-------- Текст документа

И такое заключение было сделано им несмотря на то, что было известно множество случаев благотворного воздействия старца на приезжавших к нему людей. «Почти все, входившие в первый раз к старцу на уединенную беседу, входили в страхе и беспокойстве, а выходили от него почти всегда светлыми и радостными, и самое мрачное лицо обращалось в счастливое». Конечно, здесь речь идет о наблюдениях, которые сделал Алеша, живя подле старца. И вовсе не обязательно, что Миусов обладал в полной мере опытом, открывшимся Алеше. Но тем не менее, факт остается фактом. В результате знакомства с старцем в сознании Миусова родилась именно такая характеристика, а не другая.

----------------
-------- Извлечённые записи

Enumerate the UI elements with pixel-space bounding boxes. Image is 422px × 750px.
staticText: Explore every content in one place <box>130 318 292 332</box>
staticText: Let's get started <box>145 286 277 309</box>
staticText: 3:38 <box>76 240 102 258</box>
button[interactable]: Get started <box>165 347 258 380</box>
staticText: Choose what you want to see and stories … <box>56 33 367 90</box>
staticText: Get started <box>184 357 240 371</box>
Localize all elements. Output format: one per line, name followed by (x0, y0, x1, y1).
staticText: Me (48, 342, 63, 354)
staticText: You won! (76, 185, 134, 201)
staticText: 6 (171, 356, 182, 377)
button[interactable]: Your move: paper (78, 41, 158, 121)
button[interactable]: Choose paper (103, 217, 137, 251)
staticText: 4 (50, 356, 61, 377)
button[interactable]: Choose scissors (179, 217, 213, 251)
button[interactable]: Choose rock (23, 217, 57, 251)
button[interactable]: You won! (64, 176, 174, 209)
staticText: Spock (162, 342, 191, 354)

----------------

**Задание**
Ответьте на вопросы по тексту документа:
1. В каком состоянии, по тексту, почти все впервые входили к старцу на уединенную беседу?
2. Кто сделал наблюдения о посетителях старца, живя подле него?
3. В чьем сознании в результате знакомства со старцем родилась характеристика?

**Ответ**
1. В страхе и беспокойстве.
2. Алеша.
3. В сознании Миусова.